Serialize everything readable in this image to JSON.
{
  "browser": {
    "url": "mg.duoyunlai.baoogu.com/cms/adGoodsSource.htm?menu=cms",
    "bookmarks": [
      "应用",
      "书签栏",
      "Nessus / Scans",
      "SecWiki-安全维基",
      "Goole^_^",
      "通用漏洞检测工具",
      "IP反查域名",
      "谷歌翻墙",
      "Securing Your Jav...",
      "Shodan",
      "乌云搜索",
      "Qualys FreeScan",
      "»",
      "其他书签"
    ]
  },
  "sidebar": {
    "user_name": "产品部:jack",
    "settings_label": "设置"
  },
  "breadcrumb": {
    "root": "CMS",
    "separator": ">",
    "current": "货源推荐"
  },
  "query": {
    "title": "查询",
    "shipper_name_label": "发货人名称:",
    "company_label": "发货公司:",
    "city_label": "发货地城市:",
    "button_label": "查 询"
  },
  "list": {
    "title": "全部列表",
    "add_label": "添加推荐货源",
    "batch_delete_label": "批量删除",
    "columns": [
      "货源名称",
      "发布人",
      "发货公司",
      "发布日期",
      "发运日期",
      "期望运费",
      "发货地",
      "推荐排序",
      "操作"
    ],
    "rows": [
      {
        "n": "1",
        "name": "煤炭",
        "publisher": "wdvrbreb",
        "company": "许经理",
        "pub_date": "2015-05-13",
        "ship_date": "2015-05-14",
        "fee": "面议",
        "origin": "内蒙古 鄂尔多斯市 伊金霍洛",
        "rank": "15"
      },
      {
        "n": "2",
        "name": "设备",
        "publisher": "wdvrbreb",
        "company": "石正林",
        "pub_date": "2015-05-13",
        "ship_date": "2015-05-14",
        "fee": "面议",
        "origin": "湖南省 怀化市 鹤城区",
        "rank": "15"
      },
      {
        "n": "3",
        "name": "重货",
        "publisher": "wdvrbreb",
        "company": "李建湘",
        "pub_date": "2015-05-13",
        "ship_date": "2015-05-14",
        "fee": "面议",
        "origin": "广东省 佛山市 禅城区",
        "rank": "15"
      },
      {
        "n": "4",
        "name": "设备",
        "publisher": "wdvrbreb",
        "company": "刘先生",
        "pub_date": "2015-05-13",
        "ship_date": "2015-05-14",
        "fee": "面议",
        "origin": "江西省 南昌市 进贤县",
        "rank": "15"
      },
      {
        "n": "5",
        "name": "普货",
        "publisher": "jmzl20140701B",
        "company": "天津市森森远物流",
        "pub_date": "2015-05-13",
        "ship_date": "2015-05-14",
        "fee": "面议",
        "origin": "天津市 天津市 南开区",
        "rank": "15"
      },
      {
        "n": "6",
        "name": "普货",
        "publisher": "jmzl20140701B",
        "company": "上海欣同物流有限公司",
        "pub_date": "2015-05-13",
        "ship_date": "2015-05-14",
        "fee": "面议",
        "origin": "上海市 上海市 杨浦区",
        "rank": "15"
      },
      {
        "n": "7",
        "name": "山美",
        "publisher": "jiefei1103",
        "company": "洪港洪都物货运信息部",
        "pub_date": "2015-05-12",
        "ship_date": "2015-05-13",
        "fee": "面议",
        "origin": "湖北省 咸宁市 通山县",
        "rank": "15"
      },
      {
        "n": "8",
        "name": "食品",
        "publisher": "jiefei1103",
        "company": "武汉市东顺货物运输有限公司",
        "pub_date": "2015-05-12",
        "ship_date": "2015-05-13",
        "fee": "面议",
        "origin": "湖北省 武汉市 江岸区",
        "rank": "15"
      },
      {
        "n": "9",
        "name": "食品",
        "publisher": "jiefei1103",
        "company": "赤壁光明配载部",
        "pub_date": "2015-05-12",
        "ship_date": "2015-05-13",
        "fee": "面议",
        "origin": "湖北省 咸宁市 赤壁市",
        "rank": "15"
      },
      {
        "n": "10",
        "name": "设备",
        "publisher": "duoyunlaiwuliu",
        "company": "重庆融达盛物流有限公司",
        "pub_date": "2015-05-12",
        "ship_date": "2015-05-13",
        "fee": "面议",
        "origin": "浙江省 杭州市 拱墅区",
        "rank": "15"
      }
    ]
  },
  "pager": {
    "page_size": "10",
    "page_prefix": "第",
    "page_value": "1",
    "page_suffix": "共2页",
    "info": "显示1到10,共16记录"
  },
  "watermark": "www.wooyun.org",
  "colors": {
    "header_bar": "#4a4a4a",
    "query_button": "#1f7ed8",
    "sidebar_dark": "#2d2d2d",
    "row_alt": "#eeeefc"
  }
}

────────

To be done - Repeat the entries above exactly, leaving nothing out.

Written response -
Serialize everything readable in this image to JSON.
{
  "browser": {
    "url": "mg.duoyunlai.baoogu.com/cms/adGoodsSource.htm?menu=cms",
    "bookmarks": [
      "应用",
      "书签栏",
      "Nessus / Scans",
      "SecWiki-安全维基",
      "Goole^_^",
      "通用漏洞检测工具",
      "IP反查域名",
      "谷歌翻墙",
      "Securing Your Jav...",
      "Shodan",
      "乌云搜索",
      "Qualys FreeScan",
      "»",
      "其他书签"
    ]
  },
  "sidebar": {
    "user_name": "产品部:jack",
    "settings_label": "设置"
  },
  "breadcrumb": {
    "root": "CMS",
    "separator": ">",
    "current": "货源推荐"
  },
  "query": {
    "title": "查询",
    "shipper_name_label": "发货人名称:",
    "company_label": "发货公司:",
    "city_label": "发货地城市:",
    "button_label": "查 询"
  },
  "list": {
    "title": "全部列表",
    "add_label": "添加推荐货源",
    "batch_delete_label": "批量删除",
    "columns": [
      "货源名称",
      "发布人",
      "发货公司",
      "发布日期",
      "发运日期",
      "期望运费",
      "发货地",
      "推荐排序",
      "操作"
    ],
    "rows": [
      {
        "n": "1",
        "name": "煤炭",
        "publisher": "wdvrbreb",
        "company": "许经理",
        "pub_date": "2015-05-13",
        "ship_date": "2015-05-14",
        "fee": "面议",
        "origin": "内蒙古 鄂尔多斯市 伊金霍洛",
        "rank": "15"
      },
      {
        "n": "2",
        "name": "设备",
        "publisher": "wdvrbreb",
        "company": "石正林",
        "pub_date": "2015-05-13",
        "ship_date": "2015-05-14",
        "fee": "面议",
        "origin": "湖南省 怀化市 鹤城区",
        "rank": "15"
      },
      {
        "n": "3",
        "name": "重货",
        "publisher": "wdvrbreb",
        "company": "李建湘",
        "pub_date": "2015-05-13",
        "ship_date": "2015-05-14",
        "fee": "面议",
        "origin": "广东省 佛山市 禅城区",
        "rank": "15"
      },
      {
        "n": "4",
        "name": "设备",
        "publisher": "wdvrbreb",
        "company": "刘先生",
        "pub_date": "2015-05-13",
        "ship_date": "2015-05-14",
        "fee": "面议",
        "origin": "江西省 南昌市 进贤县",
        "rank": "15"
      },
      {
        "n": "5",
        "name": "普货",
        "publisher": "jmzl20140701B",
        "company": "天津市森森远物流",
        "pub_date": "2015-05-13",
        "ship_date": "2015-05-14",
        "fee": "面议",
        "origin": "天津市 天津市 南开区",
        "rank": "15"
      },
      {
        "n": "6",
        "name": "普货",
        "publisher": "jmzl20140701B",
        "company": "上海欣同物流有限公司",
        "pub_date": "2015-05-13",
        "ship_date": "2015-05-14",
        "fee": "面议",
        "origin": "上海市 上海市 杨浦区",
        "rank": "15"
      },
      {
        "n": "7",
        "name": "山美",
        "publisher": "jiefei1103",
        "company": "洪港洪都物货运信息部",
        "pub_date": "2015-05-12",
        "ship_date": "2015-05-13",
        "fee": "面议",
        "origin": "湖北省 咸宁市 通山县",
        "rank": "15"
      },
      {
        "n": "8",
        "name": "食品",
        "publisher": "jiefei1103",
        "company": "武汉市东顺货物运输有限公司",
        "pub_date": "2015-05-12",
        "ship_date": "2015-05-13",
        "fee": "面议",
        "origin": "湖北省 武汉市 江岸区",
        "rank": "15"
      },
      {
        "n": "9",
        "name": "食品",
        "publisher": "jiefei1103",
        "company": "赤壁光明配载部",
        "pub_date": "2015-05-12",
        "ship_date": "2015-05-13",
        "fee": "面议",
        "origin": "湖北省 咸宁市 赤壁市",
        "rank": "15"
      },
      {
        "n": "10",
        "name": "设备",
        "publisher": "duoyunlaiwuliu",
        "company": "重庆融达盛物流有限公司",
        "pub_date": "2015-05-12",
        "ship_date": "2015-05-13",
        "fee": "面议",
        "origin": "浙江省 杭州市 拱墅区",
        "rank": "15"
      }
    ]
  },
  "pager": {
    "page_size": "10",
    "page_prefix": "第",
    "page_value": "1",
    "page_suffix": "共2页",
    "info": "显示1到10,共16记录"
  },
  "watermark": "www.wooyun.org",
  "colors": {
    "header_bar": "#4a4a4a",
    "query_button": "#1f7ed8",
    "sidebar_dark": "#2d2d2d",
    "row_alt": "#eeeefc"
  }
}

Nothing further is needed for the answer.